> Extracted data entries
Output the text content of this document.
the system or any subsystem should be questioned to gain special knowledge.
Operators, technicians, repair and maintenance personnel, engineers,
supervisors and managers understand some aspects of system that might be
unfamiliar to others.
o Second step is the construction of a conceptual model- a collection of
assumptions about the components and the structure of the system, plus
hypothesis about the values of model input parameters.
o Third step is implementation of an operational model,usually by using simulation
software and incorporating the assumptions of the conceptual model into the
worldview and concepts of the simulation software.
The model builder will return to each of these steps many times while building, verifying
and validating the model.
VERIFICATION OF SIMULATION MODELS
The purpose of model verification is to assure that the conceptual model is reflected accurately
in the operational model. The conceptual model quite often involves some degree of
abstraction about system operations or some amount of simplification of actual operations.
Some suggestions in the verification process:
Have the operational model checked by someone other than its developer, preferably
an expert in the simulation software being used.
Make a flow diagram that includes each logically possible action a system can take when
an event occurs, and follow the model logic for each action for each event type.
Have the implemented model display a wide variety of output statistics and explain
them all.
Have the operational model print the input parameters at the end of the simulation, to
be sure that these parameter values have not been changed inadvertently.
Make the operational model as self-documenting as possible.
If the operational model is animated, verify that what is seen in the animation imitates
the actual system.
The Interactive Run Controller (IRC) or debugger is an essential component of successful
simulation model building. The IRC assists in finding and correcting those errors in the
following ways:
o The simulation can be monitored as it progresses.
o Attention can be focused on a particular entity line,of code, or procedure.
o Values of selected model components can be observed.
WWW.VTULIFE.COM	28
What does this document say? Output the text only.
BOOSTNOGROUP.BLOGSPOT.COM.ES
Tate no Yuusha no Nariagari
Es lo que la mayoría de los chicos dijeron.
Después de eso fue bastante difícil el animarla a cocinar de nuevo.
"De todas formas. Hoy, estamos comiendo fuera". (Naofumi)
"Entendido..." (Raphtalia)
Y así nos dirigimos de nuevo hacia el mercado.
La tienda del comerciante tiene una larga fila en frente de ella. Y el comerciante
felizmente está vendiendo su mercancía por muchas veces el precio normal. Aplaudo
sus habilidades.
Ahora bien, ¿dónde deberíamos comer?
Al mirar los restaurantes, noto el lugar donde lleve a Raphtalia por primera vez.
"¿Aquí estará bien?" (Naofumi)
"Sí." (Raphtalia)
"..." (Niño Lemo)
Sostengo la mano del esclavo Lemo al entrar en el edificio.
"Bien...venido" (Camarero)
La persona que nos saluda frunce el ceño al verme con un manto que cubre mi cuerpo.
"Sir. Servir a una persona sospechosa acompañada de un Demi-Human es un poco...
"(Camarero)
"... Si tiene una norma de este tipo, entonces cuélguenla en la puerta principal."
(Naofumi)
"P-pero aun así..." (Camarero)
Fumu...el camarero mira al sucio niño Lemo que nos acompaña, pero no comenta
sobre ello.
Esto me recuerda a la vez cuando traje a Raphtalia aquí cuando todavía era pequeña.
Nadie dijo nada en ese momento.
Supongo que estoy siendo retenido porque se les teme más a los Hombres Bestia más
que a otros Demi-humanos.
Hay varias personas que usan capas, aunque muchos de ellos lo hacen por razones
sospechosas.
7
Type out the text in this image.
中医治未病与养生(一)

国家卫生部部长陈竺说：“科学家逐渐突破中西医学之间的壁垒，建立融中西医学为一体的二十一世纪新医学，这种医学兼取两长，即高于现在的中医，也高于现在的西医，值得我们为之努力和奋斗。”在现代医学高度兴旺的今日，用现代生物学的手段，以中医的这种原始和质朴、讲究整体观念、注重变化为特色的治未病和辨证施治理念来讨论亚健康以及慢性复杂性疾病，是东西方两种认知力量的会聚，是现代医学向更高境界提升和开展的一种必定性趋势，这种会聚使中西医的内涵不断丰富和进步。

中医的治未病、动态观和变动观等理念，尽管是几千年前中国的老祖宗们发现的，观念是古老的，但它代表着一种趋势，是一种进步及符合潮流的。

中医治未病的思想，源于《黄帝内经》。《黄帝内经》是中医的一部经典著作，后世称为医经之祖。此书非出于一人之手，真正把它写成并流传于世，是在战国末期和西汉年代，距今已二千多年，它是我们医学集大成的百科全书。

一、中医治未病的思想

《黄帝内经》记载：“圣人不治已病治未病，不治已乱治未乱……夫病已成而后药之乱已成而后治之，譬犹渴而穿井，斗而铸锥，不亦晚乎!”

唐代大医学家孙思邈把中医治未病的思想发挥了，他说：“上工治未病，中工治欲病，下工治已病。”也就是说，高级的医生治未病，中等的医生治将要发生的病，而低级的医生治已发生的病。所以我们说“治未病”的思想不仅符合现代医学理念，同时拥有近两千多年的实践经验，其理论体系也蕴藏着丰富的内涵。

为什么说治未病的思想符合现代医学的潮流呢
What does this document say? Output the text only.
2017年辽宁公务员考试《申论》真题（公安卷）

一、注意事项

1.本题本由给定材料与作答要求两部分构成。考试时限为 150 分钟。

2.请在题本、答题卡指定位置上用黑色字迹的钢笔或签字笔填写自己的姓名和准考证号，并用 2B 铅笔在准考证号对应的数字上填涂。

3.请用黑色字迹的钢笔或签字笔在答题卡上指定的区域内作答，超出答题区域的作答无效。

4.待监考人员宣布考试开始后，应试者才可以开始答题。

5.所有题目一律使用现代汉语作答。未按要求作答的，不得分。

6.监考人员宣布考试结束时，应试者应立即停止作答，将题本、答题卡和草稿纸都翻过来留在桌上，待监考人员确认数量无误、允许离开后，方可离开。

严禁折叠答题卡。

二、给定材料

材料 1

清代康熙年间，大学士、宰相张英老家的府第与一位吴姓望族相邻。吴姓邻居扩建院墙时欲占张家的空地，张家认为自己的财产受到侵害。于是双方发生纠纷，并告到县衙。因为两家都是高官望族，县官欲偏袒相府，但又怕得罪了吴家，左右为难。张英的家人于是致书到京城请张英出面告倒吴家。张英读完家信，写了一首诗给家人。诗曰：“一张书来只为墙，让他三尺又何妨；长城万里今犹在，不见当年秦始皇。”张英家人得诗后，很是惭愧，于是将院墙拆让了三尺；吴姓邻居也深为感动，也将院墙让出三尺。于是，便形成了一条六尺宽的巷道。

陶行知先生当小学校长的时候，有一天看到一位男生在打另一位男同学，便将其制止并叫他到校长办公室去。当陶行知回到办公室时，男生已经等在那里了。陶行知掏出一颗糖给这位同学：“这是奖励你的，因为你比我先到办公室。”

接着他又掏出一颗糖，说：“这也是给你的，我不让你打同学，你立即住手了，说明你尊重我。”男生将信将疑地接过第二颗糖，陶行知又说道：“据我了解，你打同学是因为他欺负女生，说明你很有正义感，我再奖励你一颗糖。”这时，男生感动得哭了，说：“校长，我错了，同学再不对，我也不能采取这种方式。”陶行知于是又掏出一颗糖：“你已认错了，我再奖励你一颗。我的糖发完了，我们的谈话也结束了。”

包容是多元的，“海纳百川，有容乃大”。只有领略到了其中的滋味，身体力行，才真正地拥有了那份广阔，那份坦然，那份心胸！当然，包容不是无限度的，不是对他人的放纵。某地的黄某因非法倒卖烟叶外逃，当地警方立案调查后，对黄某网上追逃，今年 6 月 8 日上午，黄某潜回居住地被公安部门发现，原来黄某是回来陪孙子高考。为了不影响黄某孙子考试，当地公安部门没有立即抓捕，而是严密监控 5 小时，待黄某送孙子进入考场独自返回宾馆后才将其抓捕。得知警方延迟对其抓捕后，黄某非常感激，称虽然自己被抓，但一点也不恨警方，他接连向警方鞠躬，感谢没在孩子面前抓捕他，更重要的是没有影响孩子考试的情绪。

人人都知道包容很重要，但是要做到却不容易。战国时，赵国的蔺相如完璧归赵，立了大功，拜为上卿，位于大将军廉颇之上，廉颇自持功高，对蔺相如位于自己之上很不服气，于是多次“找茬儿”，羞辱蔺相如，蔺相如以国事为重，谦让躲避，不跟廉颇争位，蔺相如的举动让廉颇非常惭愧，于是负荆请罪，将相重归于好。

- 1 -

> Objective
Read the lines above. Gather those in which the string "this" is found.

> Solved exercise
Output the text content of this document.
What does this document say? Output the text only.
Type out the text in this image.
What does this document say? Output the text only.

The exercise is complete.